TASK TO COMPLETE
Output all lines exactly.
--- Start of MATERIAL PROVIDED ---
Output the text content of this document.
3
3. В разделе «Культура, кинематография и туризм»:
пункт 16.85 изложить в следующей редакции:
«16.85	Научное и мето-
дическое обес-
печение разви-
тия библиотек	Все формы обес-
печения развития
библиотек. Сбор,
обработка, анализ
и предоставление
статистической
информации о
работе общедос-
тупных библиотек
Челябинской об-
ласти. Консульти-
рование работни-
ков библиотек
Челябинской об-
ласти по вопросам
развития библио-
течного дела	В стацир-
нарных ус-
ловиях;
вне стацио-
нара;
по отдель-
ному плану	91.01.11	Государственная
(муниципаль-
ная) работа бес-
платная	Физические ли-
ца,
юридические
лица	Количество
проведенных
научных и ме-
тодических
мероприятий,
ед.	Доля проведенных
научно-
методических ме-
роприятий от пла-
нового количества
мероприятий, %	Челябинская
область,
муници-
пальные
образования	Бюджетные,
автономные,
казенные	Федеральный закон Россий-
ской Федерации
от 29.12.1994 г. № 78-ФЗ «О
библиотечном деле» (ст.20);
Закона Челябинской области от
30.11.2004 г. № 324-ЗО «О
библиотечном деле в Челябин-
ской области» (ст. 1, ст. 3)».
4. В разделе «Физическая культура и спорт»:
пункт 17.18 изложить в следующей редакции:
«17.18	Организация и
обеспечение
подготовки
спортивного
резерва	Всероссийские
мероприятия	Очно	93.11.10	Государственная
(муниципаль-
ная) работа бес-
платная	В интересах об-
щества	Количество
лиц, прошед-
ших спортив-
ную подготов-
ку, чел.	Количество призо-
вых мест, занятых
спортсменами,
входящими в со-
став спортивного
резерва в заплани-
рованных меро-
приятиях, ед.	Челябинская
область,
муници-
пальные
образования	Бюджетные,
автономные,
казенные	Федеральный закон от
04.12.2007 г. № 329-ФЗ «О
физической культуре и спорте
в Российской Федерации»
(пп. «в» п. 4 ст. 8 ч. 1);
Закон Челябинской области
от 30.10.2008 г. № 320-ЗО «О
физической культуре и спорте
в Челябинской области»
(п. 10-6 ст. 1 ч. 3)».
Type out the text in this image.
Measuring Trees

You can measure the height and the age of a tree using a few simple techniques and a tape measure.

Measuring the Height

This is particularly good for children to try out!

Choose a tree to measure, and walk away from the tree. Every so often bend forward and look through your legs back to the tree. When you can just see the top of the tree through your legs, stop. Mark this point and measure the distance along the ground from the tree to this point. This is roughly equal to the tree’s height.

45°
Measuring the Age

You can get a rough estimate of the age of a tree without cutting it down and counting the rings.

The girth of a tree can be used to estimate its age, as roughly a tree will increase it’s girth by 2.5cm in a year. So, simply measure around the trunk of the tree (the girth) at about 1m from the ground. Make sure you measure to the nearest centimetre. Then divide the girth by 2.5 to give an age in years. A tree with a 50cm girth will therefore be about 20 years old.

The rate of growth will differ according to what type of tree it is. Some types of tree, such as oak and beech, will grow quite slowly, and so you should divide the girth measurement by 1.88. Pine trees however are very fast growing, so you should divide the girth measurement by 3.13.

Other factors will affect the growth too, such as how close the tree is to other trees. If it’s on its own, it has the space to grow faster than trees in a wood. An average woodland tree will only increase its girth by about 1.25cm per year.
--- End of MATERIAL PROVIDED ---
FINISHED ANSWER
Output the text content of this document.
3
3. В разделе «Культура, кинематография и туризм»:
пункт 16.85 изложить в следующей редакции:
«16.85	Научное и мето-
дическое обес-
печение разви-
тия библиотек	Все формы обес-
печения развития
библиотек. Сбор,
обработка, анализ
и предоставление
статистической
информации о
работе общедос-
тупных библиотек
Челябинской об-
ласти. Консульти-
рование работни-
ков библиотек
Челябинской об-
ласти по вопросам
развития библио-
течного дела	В стацир-
нарных ус-
ловиях;
вне стацио-
нара;
по отдель-
ному плану	91.01.11	Государственная
(муниципаль-
ная) работа бес-
платная	Физические ли-
ца,
юридические
лица	Количество
проведенных
научных и ме-
тодических
мероприятий,
ед.	Доля проведенных
научно-
методических ме-
роприятий от пла-
нового количества
мероприятий, %	Челябинская
область,
муници-
пальные
образования	Бюджетные,
автономные,
казенные	Федеральный закон Россий-
ской Федерации
от 29.12.1994 г. № 78-ФЗ «О
библиотечном деле» (ст.20);
Закона Челябинской области от
30.11.2004 г. № 324-ЗО «О
библиотечном деле в Челябин-
ской области» (ст. 1, ст. 3)».
4. В разделе «Физическая культура и спорт»:
пункт 17.18 изложить в следующей редакции:
«17.18	Организация и
обеспечение
подготовки
спортивного
резерва	Всероссийские
мероприятия	Очно	93.11.10	Государственная
(муниципаль-
ная) работа бес-
платная	В интересах об-
щества	Количество
лиц, прошед-
ших спортив-
ную подготов-
ку, чел.	Количество призо-
вых мест, занятых
спортсменами,
входящими в со-
став спортивного
резерва в заплани-
рованных меро-
приятиях, ед.	Челябинская
область,
муници-
пальные
образования	Бюджетные,
автономные,
казенные	Федеральный закон от
04.12.2007 г. № 329-ФЗ «О
физической культуре и спорте
в Российской Федерации»
(пп. «в» п. 4 ст. 8 ч. 1);
Закон Челябинской области
от 30.10.2008 г. № 320-ЗО «О
физической культуре и спорте
в Челябинской области»
(п. 10-6 ст. 1 ч. 3)».
Type out the text in this image.
Measuring Trees

You can measure the height and the age of a tree using a few simple techniques and a tape measure.

Measuring the Height

This is particularly good for children to try out!

Choose a tree to measure, and walk away from the tree. Every so often bend forward and look through your legs back to the tree. When you can just see the top of the tree through your legs, stop. Mark this point and measure the distance along the ground from the tree to this point. This is roughly equal to the tree’s height.

45°
Measuring the Age

You can get a rough estimate of the age of a tree without cutting it down and counting the rings.

The girth of a tree can be used to estimate its age, as roughly a tree will increase it’s girth by 2.5cm in a year. So, simply measure around the trunk of the tree (the girth) at about 1m from the ground. Make sure you measure to the nearest centimetre. Then divide the girth by 2.5 to give an age in years. A tree with a 50cm girth will therefore be about 20 years old.

The rate of growth will differ according to what type of tree it is. Some types of tree, such as oak and beech, will grow quite slowly, and so you should divide the girth measurement by 1.88. Pine trees however are very fast growing, so you should divide the girth measurement by 3.13.

Other factors will affect the growth too, such as how close the tree is to other trees. If it’s on its own, it has the space to grow faster than trees in a wood. An average woodland tree will only increase its girth by about 1.25cm per year.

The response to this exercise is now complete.